* Goal: Examine the records and identify each line that includes the string "this". Copy those lines.

* Materials provided:
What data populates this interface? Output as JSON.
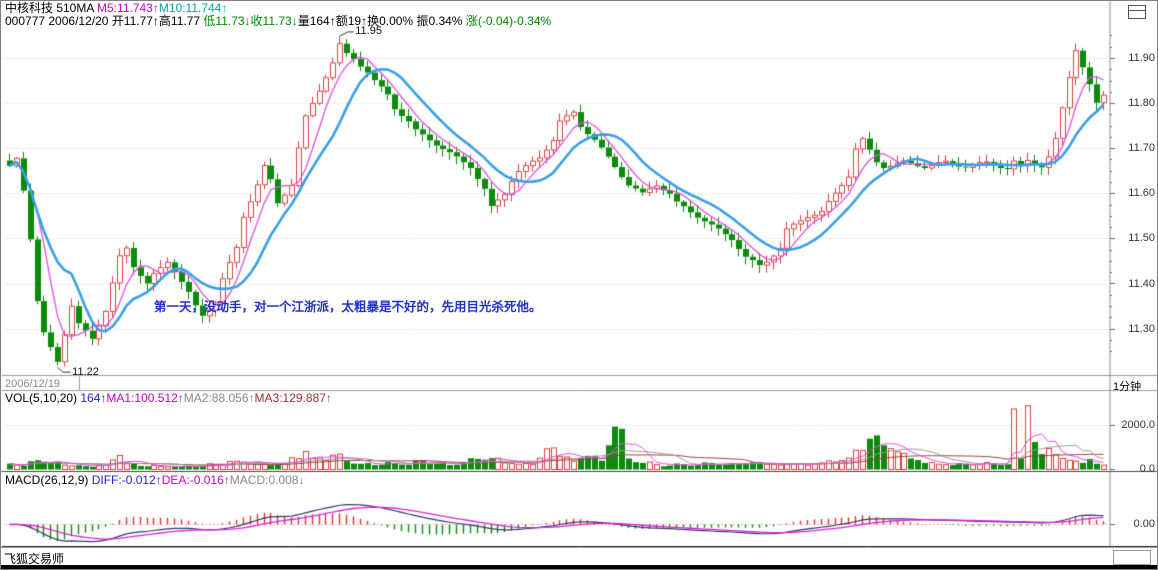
{
  "header": {
    "line1_segments": [
      {
        "text": "中核科技 510MA ",
        "color": "black"
      },
      {
        "text": "M5:11.743↑",
        "color": "magenta"
      },
      {
        "text": "M10:11.744↑",
        "color": "teal"
      }
    ],
    "line2_segments": [
      {
        "text": "000777 2006/12/20 ",
        "color": "black"
      },
      {
        "text": "开11.77↑",
        "color": "black"
      },
      {
        "text": "高11.77 ",
        "color": "black"
      },
      {
        "text": "低11.73↓",
        "color": "green"
      },
      {
        "text": "收11.73↓",
        "color": "green"
      },
      {
        "text": "量164↑",
        "color": "black"
      },
      {
        "text": "额19↑",
        "color": "black"
      },
      {
        "text": "换0.00% ",
        "color": "black"
      },
      {
        "text": "振0.34% ",
        "color": "black"
      },
      {
        "text": "涨(-0.04)-0.34%",
        "color": "green"
      }
    ]
  },
  "main_chart": {
    "y_ticks": [
      "11.90",
      "11.80",
      "11.70",
      "11.60",
      "11.50",
      "11.40",
      "11.30"
    ],
    "high_label": "11.95",
    "low_label": "11.22",
    "annotation": "第一天，没动手，对一个江浙派，太粗暴是不好的，先用目光杀死他。"
  },
  "date_row": {
    "date": "2006/12/19",
    "period": "1分钟"
  },
  "volume_pane": {
    "header_segments": [
      {
        "text": "VOL(5,10,20) ",
        "color": "black"
      },
      {
        "text": "164↑",
        "color": "blue"
      },
      {
        "text": "MA1:100.512↑",
        "color": "magenta"
      },
      {
        "text": "MA2:88.056↑",
        "color": "gray"
      },
      {
        "text": "MA3:129.887↑",
        "color": "darkred"
      }
    ],
    "y_ticks": [
      "2000.0",
      "0.0"
    ]
  },
  "macd_pane": {
    "header_segments": [
      {
        "text": "MACD(26,12,9) ",
        "color": "black"
      },
      {
        "text": "DIFF:-0.012↑",
        "color": "blue"
      },
      {
        "text": "DEA:-0.016↑",
        "color": "magenta"
      },
      {
        "text": "MACD:0.008↓",
        "color": "gray"
      }
    ],
    "y_ticks": [
      "0.00"
    ]
  },
  "status_bar": {
    "label": "飞狐交易师"
  },
  "colors": {
    "black": "#000000",
    "green": "#008800",
    "magenta": "#cc00cc",
    "teal": "#00a8a8",
    "blue": "#2222cc",
    "gray": "#888888",
    "darkred": "#993333",
    "up": "#dd4040",
    "down": "#0b8a0b",
    "ma5": "#e050e0",
    "ma10": "#3a9fe8",
    "vol_ma2": "#999999",
    "vol_ma3": "#a04040",
    "diff_line": "#333a66",
    "dea_line": "#e020e0",
    "grid": "#c4c4c4",
    "zero_line": "#d06060",
    "annotation": "#2233cc",
    "date_text": "#888888",
    "separator": "#999999",
    "axis_line": "#888888"
  },
  "chart_data": {
    "type": "candlestick",
    "title": "中核科技 000777",
    "period": "1分钟",
    "panes": [
      "price with MA5/MA10",
      "volume with MA(5,10,20)",
      "MACD(26,12,9)"
    ],
    "bars": 160,
    "y_axis": {
      "min": 11.2,
      "max": 11.97,
      "tick_step": 0.1,
      "ticks": [
        11.9,
        11.8,
        11.7,
        11.6,
        11.5,
        11.4,
        11.3
      ]
    },
    "price_high": 11.95,
    "price_low": 11.22,
    "key_points": {
      "high_bar": 48,
      "low_bar": 7
    },
    "close_waypoints": [
      [
        0,
        11.66
      ],
      [
        1,
        11.68
      ],
      [
        2,
        11.61
      ],
      [
        3,
        11.5
      ],
      [
        4,
        11.36
      ],
      [
        5,
        11.29
      ],
      [
        6,
        11.26
      ],
      [
        7,
        11.23
      ],
      [
        8,
        11.29
      ],
      [
        9,
        11.35
      ],
      [
        10,
        11.31
      ],
      [
        12,
        11.28
      ],
      [
        14,
        11.34
      ],
      [
        15,
        11.4
      ],
      [
        16,
        11.46
      ],
      [
        17,
        11.48
      ],
      [
        18,
        11.44
      ],
      [
        20,
        11.4
      ],
      [
        21,
        11.42
      ],
      [
        23,
        11.45
      ],
      [
        24,
        11.43
      ],
      [
        26,
        11.38
      ],
      [
        27,
        11.35
      ],
      [
        28,
        11.33
      ],
      [
        30,
        11.36
      ],
      [
        31,
        11.41
      ],
      [
        33,
        11.48
      ],
      [
        34,
        11.55
      ],
      [
        36,
        11.62
      ],
      [
        37,
        11.66
      ],
      [
        38,
        11.63
      ],
      [
        39,
        11.58
      ],
      [
        41,
        11.62
      ],
      [
        42,
        11.7
      ],
      [
        43,
        11.77
      ],
      [
        45,
        11.83
      ],
      [
        46,
        11.86
      ],
      [
        47,
        11.89
      ],
      [
        48,
        11.93
      ],
      [
        49,
        11.91
      ],
      [
        50,
        11.9
      ],
      [
        52,
        11.87
      ],
      [
        53,
        11.85
      ],
      [
        55,
        11.82
      ],
      [
        56,
        11.79
      ],
      [
        58,
        11.76
      ],
      [
        59,
        11.74
      ],
      [
        61,
        11.72
      ],
      [
        63,
        11.7
      ],
      [
        65,
        11.68
      ],
      [
        67,
        11.66
      ],
      [
        69,
        11.61
      ],
      [
        70,
        11.57
      ],
      [
        72,
        11.6
      ],
      [
        73,
        11.63
      ],
      [
        74,
        11.65
      ],
      [
        77,
        11.68
      ],
      [
        79,
        11.72
      ],
      [
        80,
        11.76
      ],
      [
        82,
        11.78
      ],
      [
        83,
        11.75
      ],
      [
        85,
        11.72
      ],
      [
        86,
        11.7
      ],
      [
        88,
        11.66
      ],
      [
        90,
        11.62
      ],
      [
        92,
        11.6
      ],
      [
        94,
        11.62
      ],
      [
        96,
        11.6
      ],
      [
        97,
        11.58
      ],
      [
        99,
        11.56
      ],
      [
        101,
        11.54
      ],
      [
        103,
        11.52
      ],
      [
        105,
        11.5
      ],
      [
        107,
        11.46
      ],
      [
        109,
        11.44
      ],
      [
        110,
        11.45
      ],
      [
        112,
        11.48
      ],
      [
        113,
        11.52
      ],
      [
        115,
        11.54
      ],
      [
        116,
        11.55
      ],
      [
        118,
        11.56
      ],
      [
        119,
        11.58
      ],
      [
        120,
        11.6
      ],
      [
        122,
        11.64
      ],
      [
        123,
        11.7
      ],
      [
        124,
        11.72
      ],
      [
        126,
        11.67
      ],
      [
        127,
        11.66
      ],
      [
        130,
        11.67
      ],
      [
        133,
        11.66
      ],
      [
        136,
        11.67
      ],
      [
        139,
        11.66
      ],
      [
        142,
        11.67
      ],
      [
        145,
        11.655
      ],
      [
        146,
        11.67
      ],
      [
        147,
        11.66
      ],
      [
        148,
        11.675
      ],
      [
        150,
        11.66
      ],
      [
        151,
        11.68
      ],
      [
        152,
        11.72
      ],
      [
        153,
        11.79
      ],
      [
        154,
        11.86
      ],
      [
        155,
        11.92
      ],
      [
        156,
        11.88
      ],
      [
        157,
        11.84
      ],
      [
        158,
        11.8
      ],
      [
        159,
        11.82
      ]
    ],
    "volume_axis": {
      "gridline": 2000.0,
      "min": 0.0
    },
    "volume_waypoints": [
      [
        0,
        260
      ],
      [
        2,
        180
      ],
      [
        4,
        420
      ],
      [
        6,
        300
      ],
      [
        7,
        350
      ],
      [
        9,
        160
      ],
      [
        12,
        120
      ],
      [
        14,
        200
      ],
      [
        16,
        640
      ],
      [
        17,
        300
      ],
      [
        19,
        160
      ],
      [
        22,
        140
      ],
      [
        25,
        120
      ],
      [
        28,
        180
      ],
      [
        31,
        240
      ],
      [
        33,
        380
      ],
      [
        35,
        300
      ],
      [
        38,
        200
      ],
      [
        40,
        260
      ],
      [
        43,
        820
      ],
      [
        44,
        500
      ],
      [
        46,
        420
      ],
      [
        48,
        700
      ],
      [
        49,
        380
      ],
      [
        51,
        260
      ],
      [
        53,
        200
      ],
      [
        56,
        300
      ],
      [
        58,
        220
      ],
      [
        60,
        420
      ],
      [
        62,
        260
      ],
      [
        64,
        200
      ],
      [
        66,
        320
      ],
      [
        68,
        480
      ],
      [
        70,
        520
      ],
      [
        72,
        300
      ],
      [
        74,
        240
      ],
      [
        76,
        220
      ],
      [
        79,
        980
      ],
      [
        80,
        600
      ],
      [
        82,
        380
      ],
      [
        84,
        620
      ],
      [
        86,
        400
      ],
      [
        88,
        1950
      ],
      [
        89,
        1850
      ],
      [
        90,
        500
      ],
      [
        92,
        300
      ],
      [
        94,
        220
      ],
      [
        96,
        180
      ],
      [
        98,
        240
      ],
      [
        100,
        200
      ],
      [
        102,
        300
      ],
      [
        104,
        220
      ],
      [
        106,
        260
      ],
      [
        108,
        320
      ],
      [
        110,
        240
      ],
      [
        112,
        200
      ],
      [
        114,
        260
      ],
      [
        116,
        200
      ],
      [
        118,
        300
      ],
      [
        120,
        340
      ],
      [
        122,
        520
      ],
      [
        124,
        860
      ],
      [
        125,
        1400
      ],
      [
        126,
        1550
      ],
      [
        127,
        1100
      ],
      [
        128,
        950
      ],
      [
        129,
        800
      ],
      [
        131,
        500
      ],
      [
        133,
        300
      ],
      [
        135,
        240
      ],
      [
        137,
        200
      ],
      [
        139,
        260
      ],
      [
        141,
        220
      ],
      [
        143,
        280
      ],
      [
        145,
        240
      ],
      [
        146,
        2750
      ],
      [
        147,
        500
      ],
      [
        148,
        2900
      ],
      [
        149,
        1250
      ],
      [
        150,
        700
      ],
      [
        151,
        950
      ],
      [
        152,
        680
      ],
      [
        153,
        500
      ],
      [
        154,
        420
      ],
      [
        155,
        380
      ],
      [
        156,
        300
      ],
      [
        157,
        480
      ],
      [
        158,
        260
      ],
      [
        159,
        200
      ]
    ],
    "indicators": {
      "price_ma": [
        5,
        10
      ],
      "vol_ma": [
        5,
        10,
        20
      ],
      "macd_params": [
        26,
        12,
        9
      ]
    },
    "latest": {
      "open": 11.77,
      "high": 11.77,
      "low": 11.73,
      "close": 11.73,
      "volume": 164,
      "amount": 19,
      "turnover_pct": 0.0,
      "amplitude_pct": 0.34,
      "change": -0.04,
      "change_pct": -0.34,
      "m5": 11.743,
      "m10": 11.744,
      "vol_ma1": 100.512,
      "vol_ma2": 88.056,
      "vol_ma3": 129.887,
      "diff": -0.012,
      "dea": -0.016,
      "macd": 0.008
    }
  }
}
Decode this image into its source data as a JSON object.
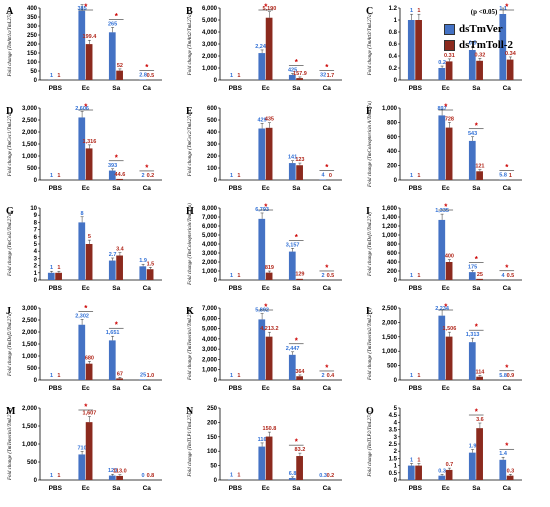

* Written response:
What data populates this interface? Output as JSON.
Decode this image into its source data as a JSON object.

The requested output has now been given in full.